* _Exercise description_
Don't copy the pictures; return every other part of the records exactly.

+ + + + +

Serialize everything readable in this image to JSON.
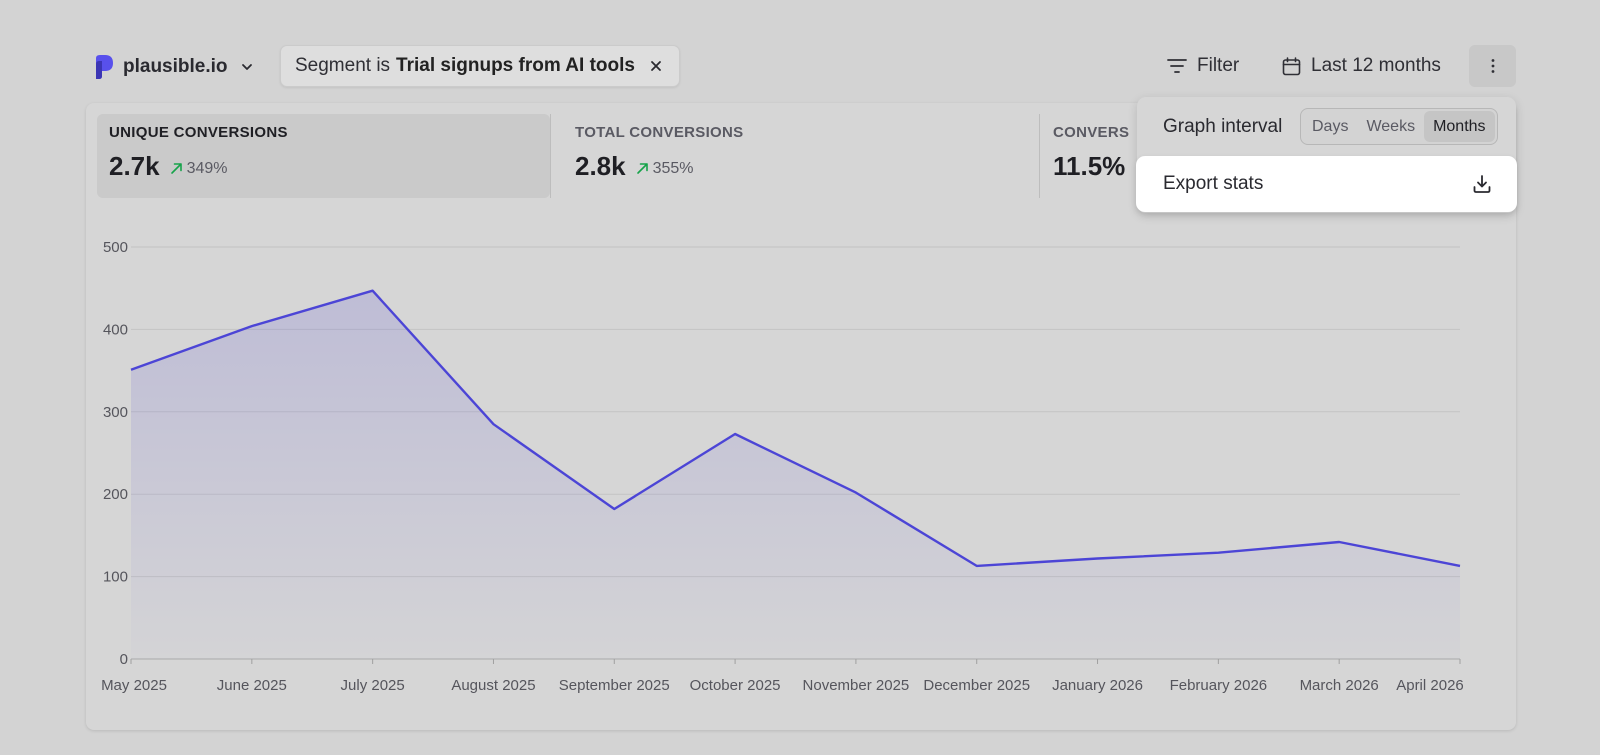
{
  "site": {
    "name": "plausible.io"
  },
  "segment": {
    "prefix": "Segment is",
    "name": "Trial signups from AI tools"
  },
  "toolbar": {
    "filter_label": "Filter",
    "period_label": "Last 12 months"
  },
  "metrics": [
    {
      "label": "UNIQUE CONVERSIONS",
      "value": "2.7k",
      "change": "349%",
      "active": true
    },
    {
      "label": "TOTAL CONVERSIONS",
      "value": "2.8k",
      "change": "355%"
    },
    {
      "label": "CONVERS",
      "value": "11.5%"
    }
  ],
  "dropdown": {
    "interval_label": "Graph interval",
    "options": [
      "Days",
      "Weeks",
      "Months"
    ],
    "selected": "Months",
    "export_label": "Export stats"
  },
  "colors": {
    "line": "#4c45d6",
    "positive": "#16a34a"
  },
  "chart_data": {
    "type": "area",
    "categories": [
      "May 2025",
      "June 2025",
      "July 2025",
      "August 2025",
      "September 2025",
      "October 2025",
      "November 2025",
      "December 2025",
      "January 2026",
      "February 2026",
      "March 2026",
      "April 2026"
    ],
    "values": [
      351,
      404,
      447,
      285,
      182,
      273,
      202,
      113,
      122,
      129,
      142,
      113
    ],
    "yticks": [
      0,
      100,
      200,
      300,
      400,
      500
    ],
    "ylim": [
      0,
      500
    ],
    "grid": true
  }
}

+ + + + +

* _Solution to this exercise_
Serialize everything readable in this image to JSON.
{
  "site": {
    "name": "plausible.io"
  },
  "segment": {
    "prefix": "Segment is",
    "name": "Trial signups from AI tools"
  },
  "toolbar": {
    "filter_label": "Filter",
    "period_label": "Last 12 months"
  },
  "metrics": [
    {
      "label": "UNIQUE CONVERSIONS",
      "value": "2.7k",
      "change": "349%",
      "active": true
    },
    {
      "label": "TOTAL CONVERSIONS",
      "value": "2.8k",
      "change": "355%"
    },
    {
      "label": "CONVERS",
      "value": "11.5%"
    }
  ],
  "dropdown": {
    "interval_label": "Graph interval",
    "options": [
      "Days",
      "Weeks",
      "Months"
    ],
    "selected": "Months",
    "export_label": "Export stats"
  },
  "colors": {
    "line": "#4c45d6",
    "positive": "#16a34a"
  },
  "chart_data": {
    "type": "area",
    "categories": [
      "May 2025",
      "June 2025",
      "July 2025",
      "August 2025",
      "September 2025",
      "October 2025",
      "November 2025",
      "December 2025",
      "January 2026",
      "February 2026",
      "March 2026",
      "April 2026"
    ],
    "values": [
      351,
      404,
      447,
      285,
      182,
      273,
      202,
      113,
      122,
      129,
      142,
      113
    ],
    "yticks": [
      0,
      100,
      200,
      300,
      400,
      500
    ],
    "ylim": [
      0,
      500
    ],
    "grid": true
  }
}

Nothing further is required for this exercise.